··· Extracted information ···

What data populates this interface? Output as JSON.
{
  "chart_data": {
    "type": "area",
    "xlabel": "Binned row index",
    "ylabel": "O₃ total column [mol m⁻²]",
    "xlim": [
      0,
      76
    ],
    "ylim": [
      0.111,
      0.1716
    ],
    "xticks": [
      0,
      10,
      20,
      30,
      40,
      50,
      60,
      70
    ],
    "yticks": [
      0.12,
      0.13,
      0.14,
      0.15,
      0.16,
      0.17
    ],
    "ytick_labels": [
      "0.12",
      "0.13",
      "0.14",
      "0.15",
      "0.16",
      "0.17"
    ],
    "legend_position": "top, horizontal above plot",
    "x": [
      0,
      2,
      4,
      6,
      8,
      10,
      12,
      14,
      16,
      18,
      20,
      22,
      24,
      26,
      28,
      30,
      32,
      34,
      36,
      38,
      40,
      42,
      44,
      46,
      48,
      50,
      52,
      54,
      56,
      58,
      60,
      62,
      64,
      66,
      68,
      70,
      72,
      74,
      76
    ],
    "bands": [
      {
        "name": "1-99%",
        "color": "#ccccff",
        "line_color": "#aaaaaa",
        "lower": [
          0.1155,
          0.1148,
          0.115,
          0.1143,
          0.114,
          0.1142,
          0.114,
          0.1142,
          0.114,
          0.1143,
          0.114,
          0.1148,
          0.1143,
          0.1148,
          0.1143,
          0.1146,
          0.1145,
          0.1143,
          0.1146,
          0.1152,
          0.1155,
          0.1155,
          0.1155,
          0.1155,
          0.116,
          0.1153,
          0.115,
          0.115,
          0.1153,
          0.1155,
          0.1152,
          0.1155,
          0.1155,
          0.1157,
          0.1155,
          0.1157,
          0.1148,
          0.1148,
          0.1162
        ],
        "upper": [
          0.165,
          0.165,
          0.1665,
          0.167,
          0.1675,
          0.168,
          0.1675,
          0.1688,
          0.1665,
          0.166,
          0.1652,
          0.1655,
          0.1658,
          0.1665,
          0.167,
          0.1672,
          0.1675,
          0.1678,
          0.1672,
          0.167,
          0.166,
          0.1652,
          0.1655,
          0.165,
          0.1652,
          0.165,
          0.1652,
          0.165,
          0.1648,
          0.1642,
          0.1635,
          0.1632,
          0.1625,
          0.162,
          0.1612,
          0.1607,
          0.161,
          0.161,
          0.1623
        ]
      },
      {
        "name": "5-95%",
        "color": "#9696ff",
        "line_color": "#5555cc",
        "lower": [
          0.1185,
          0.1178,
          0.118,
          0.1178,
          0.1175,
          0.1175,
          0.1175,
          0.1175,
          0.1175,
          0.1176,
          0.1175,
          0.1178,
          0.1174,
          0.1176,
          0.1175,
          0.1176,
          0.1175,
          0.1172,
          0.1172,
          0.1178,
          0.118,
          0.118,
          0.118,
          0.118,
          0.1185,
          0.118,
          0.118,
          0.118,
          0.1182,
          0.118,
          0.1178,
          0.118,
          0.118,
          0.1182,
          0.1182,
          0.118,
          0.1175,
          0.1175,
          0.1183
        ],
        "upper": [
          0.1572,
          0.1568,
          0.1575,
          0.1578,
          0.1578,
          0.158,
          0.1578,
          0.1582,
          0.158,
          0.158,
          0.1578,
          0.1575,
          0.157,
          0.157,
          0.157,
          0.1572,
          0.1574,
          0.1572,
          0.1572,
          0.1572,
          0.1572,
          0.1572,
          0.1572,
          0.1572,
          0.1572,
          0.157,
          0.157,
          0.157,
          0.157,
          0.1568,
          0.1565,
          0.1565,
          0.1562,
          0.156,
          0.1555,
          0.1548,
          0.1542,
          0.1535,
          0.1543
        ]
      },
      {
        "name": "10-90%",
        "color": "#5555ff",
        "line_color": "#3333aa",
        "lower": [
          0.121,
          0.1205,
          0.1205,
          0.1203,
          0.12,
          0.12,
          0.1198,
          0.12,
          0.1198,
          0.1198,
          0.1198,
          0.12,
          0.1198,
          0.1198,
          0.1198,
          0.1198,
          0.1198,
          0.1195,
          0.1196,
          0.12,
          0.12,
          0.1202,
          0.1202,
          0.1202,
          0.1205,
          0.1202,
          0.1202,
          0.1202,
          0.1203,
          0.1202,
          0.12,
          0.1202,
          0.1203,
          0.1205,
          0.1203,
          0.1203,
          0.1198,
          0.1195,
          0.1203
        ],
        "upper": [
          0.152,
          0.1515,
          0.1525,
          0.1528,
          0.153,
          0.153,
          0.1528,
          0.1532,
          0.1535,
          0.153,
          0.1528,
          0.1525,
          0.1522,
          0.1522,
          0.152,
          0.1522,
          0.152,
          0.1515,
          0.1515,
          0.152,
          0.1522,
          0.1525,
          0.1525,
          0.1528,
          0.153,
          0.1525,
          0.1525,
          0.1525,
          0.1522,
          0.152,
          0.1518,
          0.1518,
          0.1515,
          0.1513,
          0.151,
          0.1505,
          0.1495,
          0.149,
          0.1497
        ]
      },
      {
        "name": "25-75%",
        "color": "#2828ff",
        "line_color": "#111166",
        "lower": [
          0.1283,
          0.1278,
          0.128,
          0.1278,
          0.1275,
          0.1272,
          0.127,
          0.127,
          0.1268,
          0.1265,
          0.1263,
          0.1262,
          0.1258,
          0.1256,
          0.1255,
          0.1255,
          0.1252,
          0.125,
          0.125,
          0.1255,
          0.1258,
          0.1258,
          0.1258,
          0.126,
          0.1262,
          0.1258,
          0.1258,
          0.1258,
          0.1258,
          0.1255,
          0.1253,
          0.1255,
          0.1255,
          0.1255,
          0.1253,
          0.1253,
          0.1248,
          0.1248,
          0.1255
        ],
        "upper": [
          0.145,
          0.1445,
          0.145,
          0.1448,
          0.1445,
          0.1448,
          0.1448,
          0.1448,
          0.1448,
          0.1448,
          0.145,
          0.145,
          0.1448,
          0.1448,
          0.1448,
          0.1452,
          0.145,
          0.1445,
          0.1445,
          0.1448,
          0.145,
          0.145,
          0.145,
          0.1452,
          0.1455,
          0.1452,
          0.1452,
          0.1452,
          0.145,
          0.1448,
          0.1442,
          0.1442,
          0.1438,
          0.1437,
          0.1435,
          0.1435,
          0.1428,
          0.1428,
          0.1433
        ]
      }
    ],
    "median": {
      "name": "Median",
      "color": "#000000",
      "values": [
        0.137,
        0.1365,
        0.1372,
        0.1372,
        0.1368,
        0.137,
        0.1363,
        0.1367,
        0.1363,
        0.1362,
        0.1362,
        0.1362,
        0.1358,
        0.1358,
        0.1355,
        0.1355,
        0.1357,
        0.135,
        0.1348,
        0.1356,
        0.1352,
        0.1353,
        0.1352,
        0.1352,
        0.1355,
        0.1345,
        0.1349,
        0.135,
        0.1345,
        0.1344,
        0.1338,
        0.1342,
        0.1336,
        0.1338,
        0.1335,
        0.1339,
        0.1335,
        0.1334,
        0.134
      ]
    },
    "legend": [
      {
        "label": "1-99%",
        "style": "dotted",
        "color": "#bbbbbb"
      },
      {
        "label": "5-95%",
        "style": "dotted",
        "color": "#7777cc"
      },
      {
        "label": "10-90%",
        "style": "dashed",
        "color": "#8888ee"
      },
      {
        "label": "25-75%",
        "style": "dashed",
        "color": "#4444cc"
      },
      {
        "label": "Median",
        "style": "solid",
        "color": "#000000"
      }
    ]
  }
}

···

◆ Problem statement ◆
Copy all lines in the listing above where the string "name" appears.

◆ Complete output ◆
        "name": "1-99%",
        "name": "5-95%",
        "name": "10-90%",
        "name": "25-75%",
      "name": "Median",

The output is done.